**TASK PROMPT:**
Write out each line exactly as it stands, please.

begin INPUT

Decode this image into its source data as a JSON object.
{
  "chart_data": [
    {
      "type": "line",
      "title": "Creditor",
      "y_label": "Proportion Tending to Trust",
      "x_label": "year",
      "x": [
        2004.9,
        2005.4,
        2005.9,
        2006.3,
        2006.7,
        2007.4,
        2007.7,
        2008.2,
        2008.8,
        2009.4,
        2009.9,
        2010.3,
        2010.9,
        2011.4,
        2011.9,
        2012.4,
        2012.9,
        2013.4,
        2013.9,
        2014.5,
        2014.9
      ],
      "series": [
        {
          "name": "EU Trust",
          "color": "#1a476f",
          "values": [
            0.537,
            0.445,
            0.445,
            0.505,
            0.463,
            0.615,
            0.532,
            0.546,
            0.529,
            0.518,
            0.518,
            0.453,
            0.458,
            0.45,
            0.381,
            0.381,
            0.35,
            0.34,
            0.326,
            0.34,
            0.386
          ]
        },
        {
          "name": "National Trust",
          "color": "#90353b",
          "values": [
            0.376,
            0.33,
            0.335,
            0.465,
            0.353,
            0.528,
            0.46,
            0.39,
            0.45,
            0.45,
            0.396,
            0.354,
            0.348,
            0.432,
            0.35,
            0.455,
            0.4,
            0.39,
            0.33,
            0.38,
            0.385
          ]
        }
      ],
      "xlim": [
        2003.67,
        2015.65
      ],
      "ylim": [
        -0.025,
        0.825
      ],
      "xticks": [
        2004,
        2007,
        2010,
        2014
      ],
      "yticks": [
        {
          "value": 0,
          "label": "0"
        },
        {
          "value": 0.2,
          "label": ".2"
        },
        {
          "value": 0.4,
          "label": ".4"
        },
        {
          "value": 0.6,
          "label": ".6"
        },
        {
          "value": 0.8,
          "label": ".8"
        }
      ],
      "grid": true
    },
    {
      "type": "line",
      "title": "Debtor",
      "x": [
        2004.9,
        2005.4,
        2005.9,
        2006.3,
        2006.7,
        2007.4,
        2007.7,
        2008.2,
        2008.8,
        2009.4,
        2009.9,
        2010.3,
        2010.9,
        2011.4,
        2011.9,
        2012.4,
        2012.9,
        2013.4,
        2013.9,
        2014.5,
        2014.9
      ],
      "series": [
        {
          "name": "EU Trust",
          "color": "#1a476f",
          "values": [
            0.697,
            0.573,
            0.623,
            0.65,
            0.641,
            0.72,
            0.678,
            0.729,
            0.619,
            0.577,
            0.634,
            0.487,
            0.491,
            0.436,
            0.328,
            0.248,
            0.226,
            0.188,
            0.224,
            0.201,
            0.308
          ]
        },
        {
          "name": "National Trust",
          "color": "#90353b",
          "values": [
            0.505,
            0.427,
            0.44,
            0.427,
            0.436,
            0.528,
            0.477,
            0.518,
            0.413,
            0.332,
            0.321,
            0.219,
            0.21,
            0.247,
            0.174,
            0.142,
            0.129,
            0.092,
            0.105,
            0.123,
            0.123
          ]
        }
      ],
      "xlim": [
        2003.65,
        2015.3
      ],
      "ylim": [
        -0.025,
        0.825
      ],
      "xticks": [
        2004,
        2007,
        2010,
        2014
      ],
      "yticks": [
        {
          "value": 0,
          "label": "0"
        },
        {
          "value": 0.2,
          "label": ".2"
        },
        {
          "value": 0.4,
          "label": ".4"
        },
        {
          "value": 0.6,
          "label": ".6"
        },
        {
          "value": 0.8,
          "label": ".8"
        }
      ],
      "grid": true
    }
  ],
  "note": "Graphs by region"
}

end INPUT

**SOLUTION TO THIS TASK:**
Decode this image into its source data as a JSON object.
{
  "chart_data": [
    {
      "type": "line",
      "title": "Creditor",
      "y_label": "Proportion Tending to Trust",
      "x_label": "year",
      "x": [
        2004.9,
        2005.4,
        2005.9,
        2006.3,
        2006.7,
        2007.4,
        2007.7,
        2008.2,
        2008.8,
        2009.4,
        2009.9,
        2010.3,
        2010.9,
        2011.4,
        2011.9,
        2012.4,
        2012.9,
        2013.4,
        2013.9,
        2014.5,
        2014.9
      ],
      "series": [
        {
          "name": "EU Trust",
          "color": "#1a476f",
          "values": [
            0.537,
            0.445,
            0.445,
            0.505,
            0.463,
            0.615,
            0.532,
            0.546,
            0.529,
            0.518,
            0.518,
            0.453,
            0.458,
            0.45,
            0.381,
            0.381,
            0.35,
            0.34,
            0.326,
            0.34,
            0.386
          ]
        },
        {
          "name": "National Trust",
          "color": "#90353b",
          "values": [
            0.376,
            0.33,
            0.335,
            0.465,
            0.353,
            0.528,
            0.46,
            0.39,
            0.45,
            0.45,
            0.396,
            0.354,
            0.348,
            0.432,
            0.35,
            0.455,
            0.4,
            0.39,
            0.33,
            0.38,
            0.385
          ]
        }
      ],
      "xlim": [
        2003.67,
        2015.65
      ],
      "ylim": [
        -0.025,
        0.825
      ],
      "xticks": [
        2004,
        2007,
        2010,
        2014
      ],
      "yticks": [
        {
          "value": 0,
          "label": "0"
        },
        {
          "value": 0.2,
          "label": ".2"
        },
        {
          "value": 0.4,
          "label": ".4"
        },
        {
          "value": 0.6,
          "label": ".6"
        },
        {
          "value": 0.8,
          "label": ".8"
        }
      ],
      "grid": true
    },
    {
      "type": "line",
      "title": "Debtor",
      "x": [
        2004.9,
        2005.4,
        2005.9,
        2006.3,
        2006.7,
        2007.4,
        2007.7,
        2008.2,
        2008.8,
        2009.4,
        2009.9,
        2010.3,
        2010.9,
        2011.4,
        2011.9,
        2012.4,
        2012.9,
        2013.4,
        2013.9,
        2014.5,
        2014.9
      ],
      "series": [
        {
          "name": "EU Trust",
          "color": "#1a476f",
          "values": [
            0.697,
            0.573,
            0.623,
            0.65,
            0.641,
            0.72,
            0.678,
            0.729,
            0.619,
            0.577,
            0.634,
            0.487,
            0.491,
            0.436,
            0.328,
            0.248,
            0.226,
            0.188,
            0.224,
            0.201,
            0.308
          ]
        },
        {
          "name": "National Trust",
          "color": "#90353b",
          "values": [
            0.505,
            0.427,
            0.44,
            0.427,
            0.436,
            0.528,
            0.477,
            0.518,
            0.413,
            0.332,
            0.321,
            0.219,
            0.21,
            0.247,
            0.174,
            0.142,
            0.129,
            0.092,
            0.105,
            0.123,
            0.123
          ]
        }
      ],
      "xlim": [
        2003.65,
        2015.3
      ],
      "ylim": [
        -0.025,
        0.825
      ],
      "xticks": [
        2004,
        2007,
        2010,
        2014
      ],
      "yticks": [
        {
          "value": 0,
          "label": "0"
        },
        {
          "value": 0.2,
          "label": ".2"
        },
        {
          "value": 0.4,
          "label": ".4"
        },
        {
          "value": 0.6,
          "label": ".6"
        },
        {
          "value": 0.8,
          "label": ".8"
        }
      ],
      "grid": true
    }
  ],
  "note": "Graphs by region"
}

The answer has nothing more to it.